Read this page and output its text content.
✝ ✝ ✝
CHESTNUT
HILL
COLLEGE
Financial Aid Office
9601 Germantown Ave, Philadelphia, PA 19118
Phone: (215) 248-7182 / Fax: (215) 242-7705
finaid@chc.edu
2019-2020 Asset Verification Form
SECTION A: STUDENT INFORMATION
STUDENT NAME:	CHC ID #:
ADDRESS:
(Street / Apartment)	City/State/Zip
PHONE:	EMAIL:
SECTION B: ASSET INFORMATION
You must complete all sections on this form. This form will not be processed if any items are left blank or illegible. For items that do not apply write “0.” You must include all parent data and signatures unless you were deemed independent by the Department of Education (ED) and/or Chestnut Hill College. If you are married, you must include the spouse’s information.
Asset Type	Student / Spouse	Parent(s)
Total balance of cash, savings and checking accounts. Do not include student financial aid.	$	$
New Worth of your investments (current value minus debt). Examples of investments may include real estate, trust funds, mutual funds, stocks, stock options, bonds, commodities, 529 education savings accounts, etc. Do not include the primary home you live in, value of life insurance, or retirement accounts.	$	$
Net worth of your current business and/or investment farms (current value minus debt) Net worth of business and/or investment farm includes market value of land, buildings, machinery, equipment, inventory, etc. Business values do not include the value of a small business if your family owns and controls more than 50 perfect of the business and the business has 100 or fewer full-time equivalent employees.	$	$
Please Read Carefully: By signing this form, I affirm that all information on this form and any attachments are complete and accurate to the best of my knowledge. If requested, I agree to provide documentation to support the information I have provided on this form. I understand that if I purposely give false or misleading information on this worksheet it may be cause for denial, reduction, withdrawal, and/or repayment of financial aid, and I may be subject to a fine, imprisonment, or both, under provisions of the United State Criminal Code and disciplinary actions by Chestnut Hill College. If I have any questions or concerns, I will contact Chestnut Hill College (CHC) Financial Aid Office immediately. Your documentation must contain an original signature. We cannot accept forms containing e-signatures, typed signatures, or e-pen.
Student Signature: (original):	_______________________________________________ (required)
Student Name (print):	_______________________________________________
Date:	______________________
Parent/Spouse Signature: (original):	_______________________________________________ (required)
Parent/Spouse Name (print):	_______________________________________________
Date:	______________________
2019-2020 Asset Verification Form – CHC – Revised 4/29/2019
•••••
[CHALLENGE] Reproduce the material verbatim, line by line.

[COMPLETED TASK]
Read this page and output its text content.
✝ ✝ ✝
CHESTNUT
HILL
COLLEGE
Financial Aid Office
9601 Germantown Ave, Philadelphia, PA 19118
Phone: (215) 248-7182 / Fax: (215) 242-7705
finaid@chc.edu
2019-2020 Asset Verification Form
SECTION A: STUDENT INFORMATION
STUDENT NAME:	CHC ID #:
ADDRESS:
(Street / Apartment)	City/State/Zip
PHONE:	EMAIL:
SECTION B: ASSET INFORMATION
You must complete all sections on this form. This form will not be processed if any items are left blank or illegible. For items that do not apply write “0.” You must include all parent data and signatures unless you were deemed independent by the Department of Education (ED) and/or Chestnut Hill College. If you are married, you must include the spouse’s information.
Asset Type	Student / Spouse	Parent(s)
Total balance of cash, savings and checking accounts. Do not include student financial aid.	$	$
New Worth of your investments (current value minus debt). Examples of investments may include real estate, trust funds, mutual funds, stocks, stock options, bonds, commodities, 529 education savings accounts, etc. Do not include the primary home you live in, value of life insurance, or retirement accounts.	$	$
Net worth of your current business and/or investment farms (current value minus debt) Net worth of business and/or investment farm includes market value of land, buildings, machinery, equipment, inventory, etc. Business values do not include the value of a small business if your family owns and controls more than 50 perfect of the business and the business has 100 or fewer full-time equivalent employees.	$	$
Please Read Carefully: By signing this form, I affirm that all information on this form and any attachments are complete and accurate to the best of my knowledge. If requested, I agree to provide documentation to support the information I have provided on this form. I understand that if I purposely give false or misleading information on this worksheet it may be cause for denial, reduction, withdrawal, and/or repayment of financial aid, and I may be subject to a fine, imprisonment, or both, under provisions of the United State Criminal Code and disciplinary actions by Chestnut Hill College. If I have any questions or concerns, I will contact Chestnut Hill College (CHC) Financial Aid Office immediately. Your documentation must contain an original signature. We cannot accept forms containing e-signatures, typed signatures, or e-pen.
Student Signature: (original):	_______________________________________________ (required)
Student Name (print):	_______________________________________________
Date:	______________________
Parent/Spouse Signature: (original):	_______________________________________________ (required)
Parent/Spouse Name (print):	_______________________________________________
Date:	______________________
2019-2020 Asset Verification Form – CHC – Revised 4/29/2019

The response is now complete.